-- START OF Dataset extract --

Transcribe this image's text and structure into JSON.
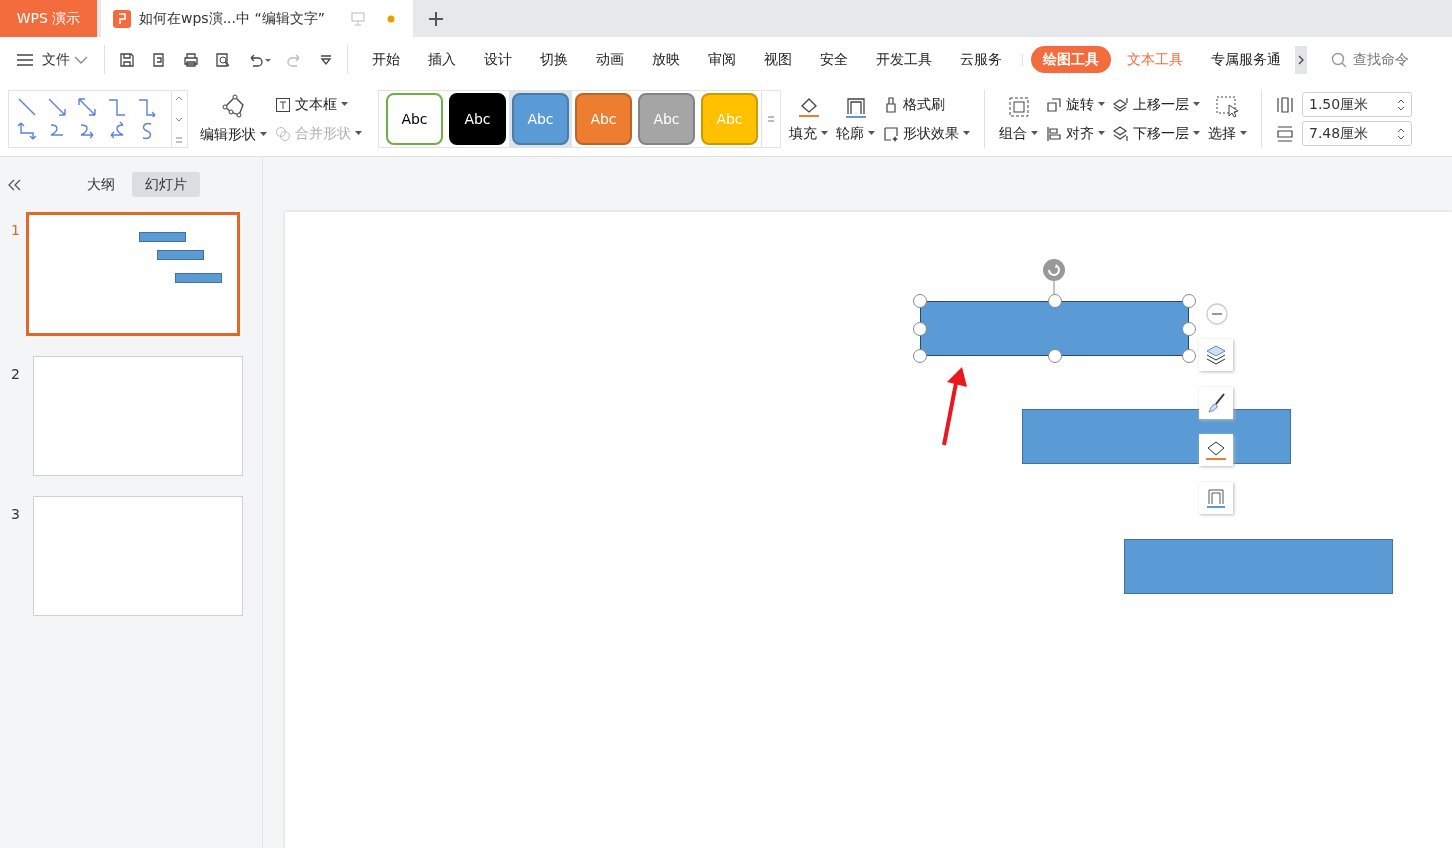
{
  "app_tab": "WPS 演示",
  "doc_tab": {
    "title": "如何在wps演...中 “编辑文字”",
    "unsaved": true
  },
  "menu": {
    "file": "文件",
    "tabs": [
      {
        "label": "开始",
        "kind": "plain",
        "selected": false
      },
      {
        "label": "插入",
        "kind": "plain",
        "selected": false
      },
      {
        "label": "设计",
        "kind": "plain",
        "selected": false
      },
      {
        "label": "切换",
        "kind": "plain",
        "selected": false
      },
      {
        "label": "动画",
        "kind": "plain",
        "selected": false
      },
      {
        "label": "放映",
        "kind": "plain",
        "selected": false
      },
      {
        "label": "审阅",
        "kind": "plain",
        "selected": false
      },
      {
        "label": "视图",
        "kind": "plain",
        "selected": false
      },
      {
        "label": "安全",
        "kind": "plain",
        "selected": false
      },
      {
        "label": "开发工具",
        "kind": "plain",
        "selected": false
      },
      {
        "label": "云服务",
        "kind": "plain",
        "selected": false
      },
      {
        "label": "绘图工具",
        "kind": "contextual",
        "selected": true
      },
      {
        "label": "文本工具",
        "kind": "contextual",
        "selected": false
      },
      {
        "label": "专属服务通",
        "kind": "plain",
        "selected": false
      }
    ],
    "search": {
      "placeholder": "查找命令"
    }
  },
  "ribbon": {
    "edit_shape": "编辑形状",
    "text_box": "文本框",
    "merge_shape": {
      "label": "合并形状",
      "disabled": true
    },
    "styles": [
      {
        "label": "Abc",
        "color": "#ffffff",
        "selected": false
      },
      {
        "label": "Abc",
        "color": "#000000",
        "selected": false
      },
      {
        "label": "Abc",
        "color": "#5b9bd5",
        "selected": true
      },
      {
        "label": "Abc",
        "color": "#ed7d31",
        "selected": false
      },
      {
        "label": "Abc",
        "color": "#a5a5a5",
        "selected": false
      },
      {
        "label": "Abc",
        "color": "#ffc000",
        "selected": false
      }
    ],
    "fill": "填充",
    "outline": "轮廓",
    "format_painter": "格式刷",
    "shape_effects": "形状效果",
    "group": "组合",
    "rotate": "旋转",
    "align": "对齐",
    "bring_forward": "上移一层",
    "send_backward": "下移一层",
    "select": "选择",
    "height": "1.50厘米",
    "width": "7.48厘米"
  },
  "pane": {
    "tabs": [
      {
        "label": "大纲",
        "selected": false
      },
      {
        "label": "幻灯片",
        "selected": true
      }
    ],
    "slides": [
      {
        "number": "1",
        "selected": true
      },
      {
        "number": "2",
        "selected": false
      },
      {
        "number": "3",
        "selected": false
      }
    ]
  },
  "canvas": {
    "shapes": [
      {
        "selected": true
      },
      {
        "selected": false
      },
      {
        "selected": false
      }
    ]
  }
}
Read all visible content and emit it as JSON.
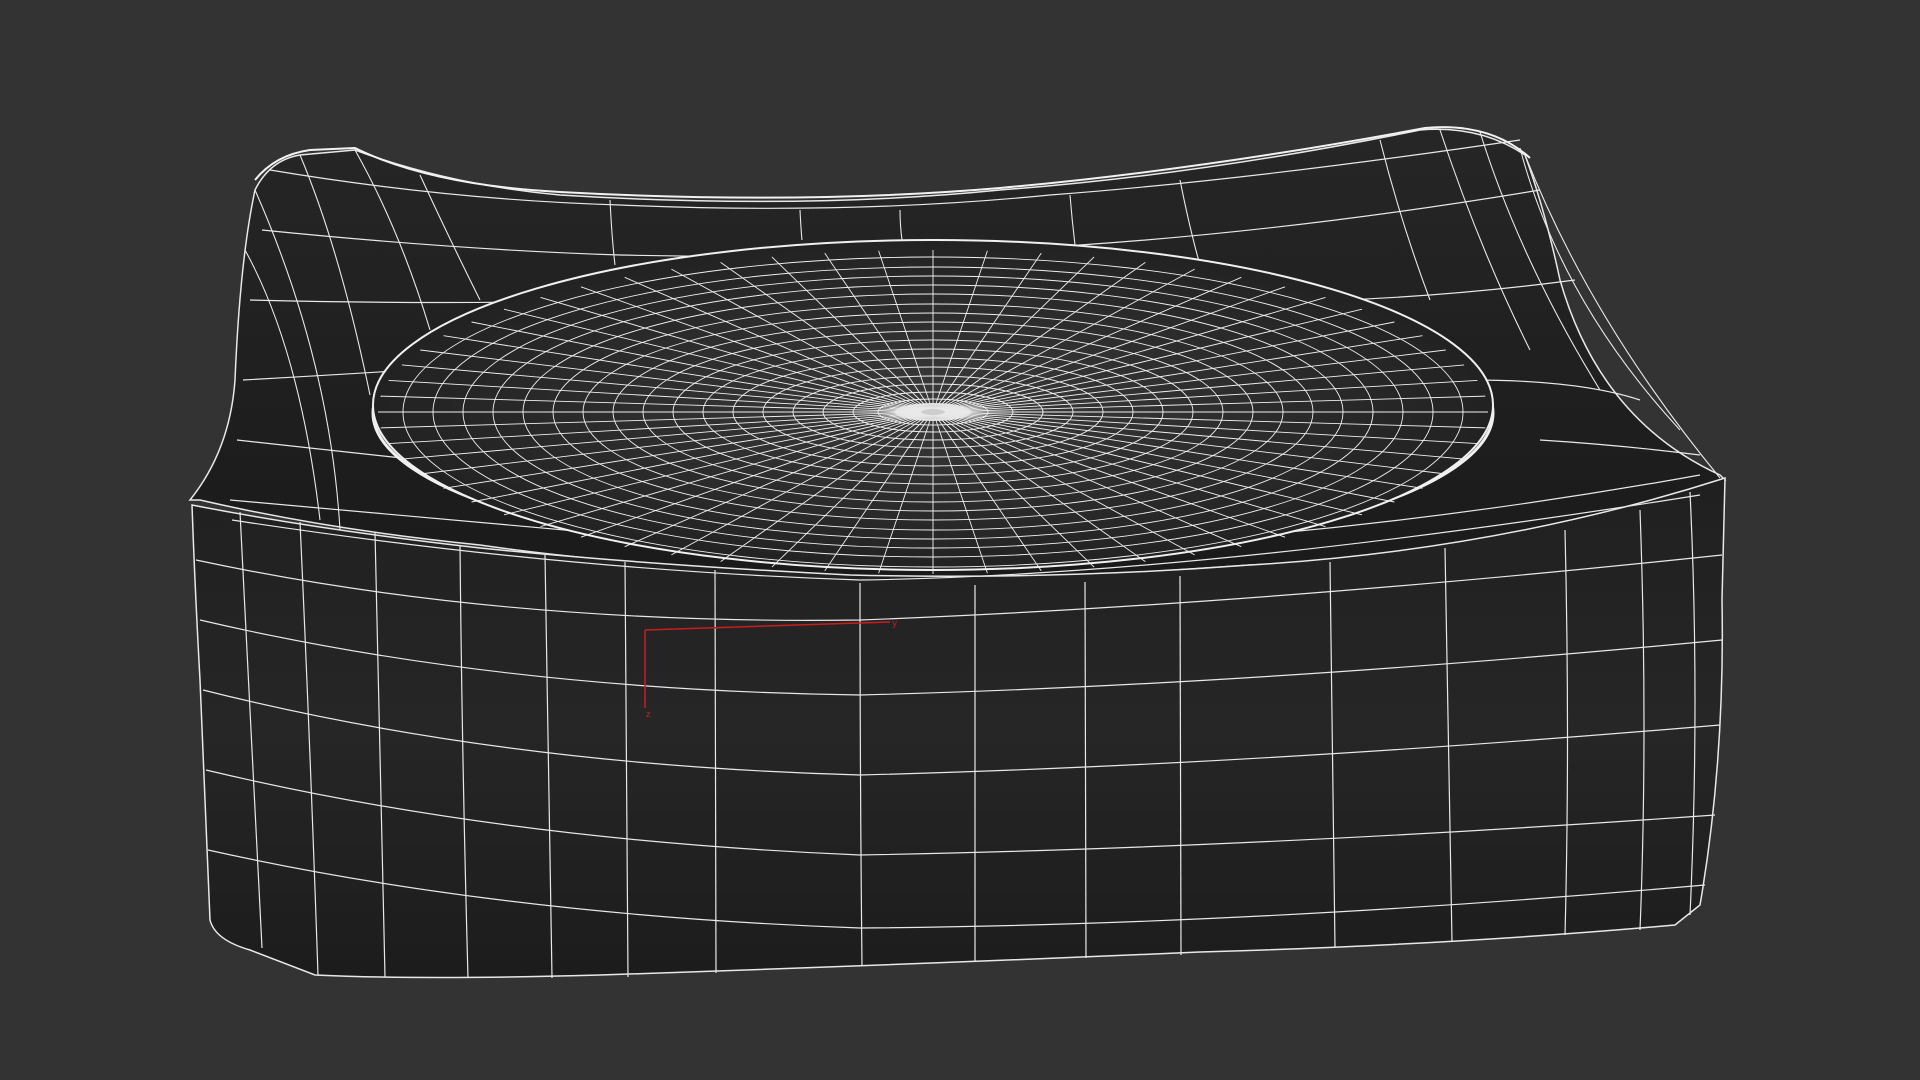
{
  "viewport": {
    "background": "#333333",
    "wire_color": "#e8e8e8",
    "surface_color": "#1e1e1e"
  },
  "gizmo": {
    "color": "#c81e1e",
    "axis_y_label": "y",
    "axis_z_label": "z"
  }
}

-- END OF Dataset extract --

▶ What is expected
Transcribe the whole listing, character for character, but not its images.

▶ Answer to the task
Transcribe this image's text and structure into JSON.
{
  "app_tab": "WPS 演示",
  "doc_tab": {
    "title": "如何在wps演...中 “编辑文字”",
    "unsaved": true
  },
  "menu": {
    "file": "文件",
    "tabs": [
      {
        "label": "开始",
        "kind": "plain",
        "selected": false
      },
      {
        "label": "插入",
        "kind": "plain",
        "selected": false
      },
      {
        "label": "设计",
        "kind": "plain",
        "selected": false
      },
      {
        "label": "切换",
        "kind": "plain",
        "selected": false
      },
      {
        "label": "动画",
        "kind": "plain",
        "selected": false
      },
      {
        "label": "放映",
        "kind": "plain",
        "selected": false
      },
      {
        "label": "审阅",
        "kind": "plain",
        "selected": false
      },
      {
        "label": "视图",
        "kind": "plain",
        "selected": false
      },
      {
        "label": "安全",
        "kind": "plain",
        "selected": false
      },
      {
        "label": "开发工具",
        "kind": "plain",
        "selected": false
      },
      {
        "label": "云服务",
        "kind": "plain",
        "selected": false
      },
      {
        "label": "绘图工具",
        "kind": "contextual",
        "selected": true
      },
      {
        "label": "文本工具",
        "kind": "contextual",
        "selected": false
      },
      {
        "label": "专属服务通",
        "kind": "plain",
        "selected": false
      }
    ],
    "search": {
      "placeholder": "查找命令"
    }
  },
  "ribbon": {
    "edit_shape": "编辑形状",
    "text_box": "文本框",
    "merge_shape": {
      "label": "合并形状",
      "disabled": true
    },
    "styles": [
      {
        "label": "Abc",
        "color": "#ffffff",
        "selected": false
      },
      {
        "label": "Abc",
        "color": "#000000",
        "selected": false
      },
      {
        "label": "Abc",
        "color": "#5b9bd5",
        "selected": true
      },
      {
        "label": "Abc",
        "color": "#ed7d31",
        "selected": false
      },
      {
        "label": "Abc",
        "color": "#a5a5a5",
        "selected": false
      },
      {
        "label": "Abc",
        "color": "#ffc000",
        "selected": false
      }
    ],
    "fill": "填充",
    "outline": "轮廓",
    "format_painter": "格式刷",
    "shape_effects": "形状效果",
    "group": "组合",
    "rotate": "旋转",
    "align": "对齐",
    "bring_forward": "上移一层",
    "send_backward": "下移一层",
    "select": "选择",
    "height": "1.50厘米",
    "width": "7.48厘米"
  },
  "pane": {
    "tabs": [
      {
        "label": "大纲",
        "selected": false
      },
      {
        "label": "幻灯片",
        "selected": true
      }
    ],
    "slides": [
      {
        "number": "1",
        "selected": true
      },
      {
        "number": "2",
        "selected": false
      },
      {
        "number": "3",
        "selected": false
      }
    ]
  },
  "canvas": {
    "shapes": [
      {
        "selected": true
      },
      {
        "selected": false
      },
      {
        "selected": false
      }
    ]
  }
}
Read all visible content and emit it as JSON.
{
  "viewport": {
    "background": "#333333",
    "wire_color": "#e8e8e8",
    "surface_color": "#1e1e1e"
  },
  "gizmo": {
    "color": "#c81e1e",
    "axis_y_label": "y",
    "axis_z_label": "z"
  }
}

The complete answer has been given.